Exercise description — Rewrite all of the following rows, changing each "body-line" to "text-line" and leaving everything else unchanged.

[BEGIN]

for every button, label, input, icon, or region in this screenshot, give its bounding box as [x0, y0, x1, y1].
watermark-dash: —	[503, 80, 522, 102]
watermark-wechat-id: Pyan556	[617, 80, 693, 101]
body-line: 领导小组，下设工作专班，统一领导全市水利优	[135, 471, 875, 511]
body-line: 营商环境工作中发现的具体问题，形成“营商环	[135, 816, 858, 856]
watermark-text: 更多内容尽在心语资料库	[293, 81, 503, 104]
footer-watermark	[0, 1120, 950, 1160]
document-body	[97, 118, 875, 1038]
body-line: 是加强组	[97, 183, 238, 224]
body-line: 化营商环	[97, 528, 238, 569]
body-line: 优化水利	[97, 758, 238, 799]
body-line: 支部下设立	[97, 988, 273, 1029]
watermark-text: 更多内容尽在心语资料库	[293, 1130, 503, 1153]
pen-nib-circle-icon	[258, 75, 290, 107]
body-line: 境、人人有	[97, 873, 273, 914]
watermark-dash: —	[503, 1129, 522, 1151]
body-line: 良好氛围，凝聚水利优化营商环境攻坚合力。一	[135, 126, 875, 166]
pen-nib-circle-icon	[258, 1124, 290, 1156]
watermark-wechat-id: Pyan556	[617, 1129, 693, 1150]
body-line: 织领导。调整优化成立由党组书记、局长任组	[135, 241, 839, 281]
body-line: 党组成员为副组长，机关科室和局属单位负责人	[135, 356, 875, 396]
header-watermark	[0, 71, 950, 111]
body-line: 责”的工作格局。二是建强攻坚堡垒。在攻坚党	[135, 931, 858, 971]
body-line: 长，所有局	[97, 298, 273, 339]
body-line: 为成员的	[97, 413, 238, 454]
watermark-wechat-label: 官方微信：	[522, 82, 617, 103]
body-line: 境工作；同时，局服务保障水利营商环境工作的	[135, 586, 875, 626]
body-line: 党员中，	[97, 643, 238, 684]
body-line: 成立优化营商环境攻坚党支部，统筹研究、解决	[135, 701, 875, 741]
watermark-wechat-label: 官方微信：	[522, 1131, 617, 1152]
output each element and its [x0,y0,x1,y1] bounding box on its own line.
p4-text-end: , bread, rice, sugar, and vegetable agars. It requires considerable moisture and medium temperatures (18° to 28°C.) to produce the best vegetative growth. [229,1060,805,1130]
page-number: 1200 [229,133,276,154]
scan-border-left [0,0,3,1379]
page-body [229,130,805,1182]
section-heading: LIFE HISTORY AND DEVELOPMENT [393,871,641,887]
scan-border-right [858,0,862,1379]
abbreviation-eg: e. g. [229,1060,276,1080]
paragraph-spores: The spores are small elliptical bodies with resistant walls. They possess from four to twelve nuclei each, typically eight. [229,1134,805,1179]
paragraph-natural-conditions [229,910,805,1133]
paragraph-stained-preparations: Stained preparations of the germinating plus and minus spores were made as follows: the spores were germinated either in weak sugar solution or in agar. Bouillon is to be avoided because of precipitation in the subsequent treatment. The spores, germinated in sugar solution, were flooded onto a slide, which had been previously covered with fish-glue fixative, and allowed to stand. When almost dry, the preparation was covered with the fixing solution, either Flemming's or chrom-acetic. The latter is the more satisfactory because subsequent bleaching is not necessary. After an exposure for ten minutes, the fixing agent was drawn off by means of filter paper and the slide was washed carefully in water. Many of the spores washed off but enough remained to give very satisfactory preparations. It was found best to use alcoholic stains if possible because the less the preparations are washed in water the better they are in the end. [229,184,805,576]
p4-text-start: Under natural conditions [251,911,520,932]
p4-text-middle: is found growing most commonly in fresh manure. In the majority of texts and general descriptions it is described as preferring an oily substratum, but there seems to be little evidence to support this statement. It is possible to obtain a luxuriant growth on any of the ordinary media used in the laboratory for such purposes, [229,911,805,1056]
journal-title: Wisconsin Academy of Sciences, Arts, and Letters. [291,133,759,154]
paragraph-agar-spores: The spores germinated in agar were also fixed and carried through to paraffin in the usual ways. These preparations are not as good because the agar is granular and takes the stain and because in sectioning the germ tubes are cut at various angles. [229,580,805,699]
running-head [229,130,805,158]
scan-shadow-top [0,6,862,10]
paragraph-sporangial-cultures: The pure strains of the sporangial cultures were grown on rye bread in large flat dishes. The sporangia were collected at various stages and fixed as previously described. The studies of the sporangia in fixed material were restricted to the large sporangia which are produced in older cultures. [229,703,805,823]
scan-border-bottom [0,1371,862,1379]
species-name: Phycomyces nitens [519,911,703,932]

[END]

In response —
for every button, label, input, icon, or region in this screenshot, give its bounding box as [x0, y0, x1, y1].
watermark-dash: —	[503, 80, 522, 102]
watermark-wechat-id: Pyan556	[617, 80, 693, 101]
text-line: 领导小组，下设工作专班，统一领导全市水利优	[135, 471, 875, 511]
text-line: 营商环境工作中发现的具体问题，形成“营商环	[135, 816, 858, 856]
watermark-text: 更多内容尽在心语资料库	[293, 81, 503, 104]
footer-watermark	[0, 1120, 950, 1160]
document-body	[97, 118, 875, 1038]
text-line: 是加强组	[97, 183, 238, 224]
text-line: 化营商环	[97, 528, 238, 569]
text-line: 优化水利	[97, 758, 238, 799]
text-line: 支部下设立	[97, 988, 273, 1029]
watermark-text: 更多内容尽在心语资料库	[293, 1130, 503, 1153]
pen-nib-circle-icon	[258, 75, 290, 107]
text-line: 境、人人有	[97, 873, 273, 914]
watermark-dash: —	[503, 1129, 522, 1151]
text-line: 良好氛围，凝聚水利优化营商环境攻坚合力。一	[135, 126, 875, 166]
pen-nib-circle-icon	[258, 1124, 290, 1156]
watermark-wechat-id: Pyan556	[617, 1129, 693, 1150]
text-line: 织领导。调整优化成立由党组书记、局长任组	[135, 241, 839, 281]
text-line: 党组成员为副组长，机关科室和局属单位负责人	[135, 356, 875, 396]
header-watermark	[0, 71, 950, 111]
text-line: 责”的工作格局。二是建强攻坚堡垒。在攻坚党	[135, 931, 858, 971]
text-line: 长，所有局	[97, 298, 273, 339]
text-line: 为成员的	[97, 413, 238, 454]
watermark-wechat-label: 官方微信：	[522, 82, 617, 103]
text-line: 境工作；同时，局服务保障水利营商环境工作的	[135, 586, 875, 626]
text-line: 党员中，	[97, 643, 238, 684]
text-line: 成立优化营商环境攻坚党支部，统筹研究、解决	[135, 701, 875, 741]
watermark-wechat-label: 官方微信：	[522, 1131, 617, 1152]
output each element and its [x0,y0,x1,y1] bounding box on its own line.
p4-text-end: , bread, rice, sugar, and vegetable agars. It requires considerable moisture and medium temperatures (18° to 28°C.) to produce the best vegetative growth. [229,1060,805,1130]
page-number: 1200 [229,133,276,154]
scan-border-left [0,0,3,1379]
page-body [229,130,805,1182]
section-heading: LIFE HISTORY AND DEVELOPMENT [393,871,641,887]
scan-border-right [858,0,862,1379]
abbreviation-eg: e. g. [229,1060,276,1080]
paragraph-spores: The spores are small elliptical bodies with resistant walls. They possess from four to twelve nuclei each, typically eight. [229,1134,805,1179]
paragraph-natural-conditions [229,910,805,1133]
paragraph-stained-preparations: Stained preparations of the germinating plus and minus spores were made as follows: the spores were germinated either in weak sugar solution or in agar. Bouillon is to be avoided because of precipitation in the subsequent treatment. The spores, germinated in sugar solution, were flooded onto a slide, which had been previously covered with fish-glue fixative, and allowed to stand. When almost dry, the preparation was covered with the fixing solution, either Flemming's or chrom-acetic. The latter is the more satisfactory because subsequent bleaching is not necessary. After an exposure for ten minutes, the fixing agent was drawn off by means of filter paper and the slide was washed carefully in water. Many of the spores washed off but enough remained to give very satisfactory preparations. It was found best to use alcoholic stains if possible because the less the preparations are washed in water the better they are in the end. [229,184,805,576]
p4-text-start: Under natural conditions [251,911,520,932]
p4-text-middle: is found growing most commonly in fresh manure. In the majority of texts and general descriptions it is described as preferring an oily substratum, but there seems to be little evidence to support this statement. It is possible to obtain a luxuriant growth on any of the ordinary media used in the laboratory for such purposes, [229,911,805,1056]
journal-title: Wisconsin Academy of Sciences, Arts, and Letters. [291,133,759,154]
paragraph-agar-spores: The spores germinated in agar were also fixed and carried through to paraffin in the usual ways. These preparations are not as good because the agar is granular and takes the stain and because in sectioning the germ tubes are cut at various angles. [229,580,805,699]
running-head [229,130,805,158]
scan-shadow-top [0,6,862,10]
paragraph-sporangial-cultures: The pure strains of the sporangial cultures were grown on rye bread in large flat dishes. The sporangia were collected at various stages and fixed as previously described. The studies of the sporangia in fixed material were restricted to the large sporangia which are produced in older cultures. [229,703,805,823]
scan-border-bottom [0,1371,862,1379]
species-name: Phycomyces nitens [519,911,703,932]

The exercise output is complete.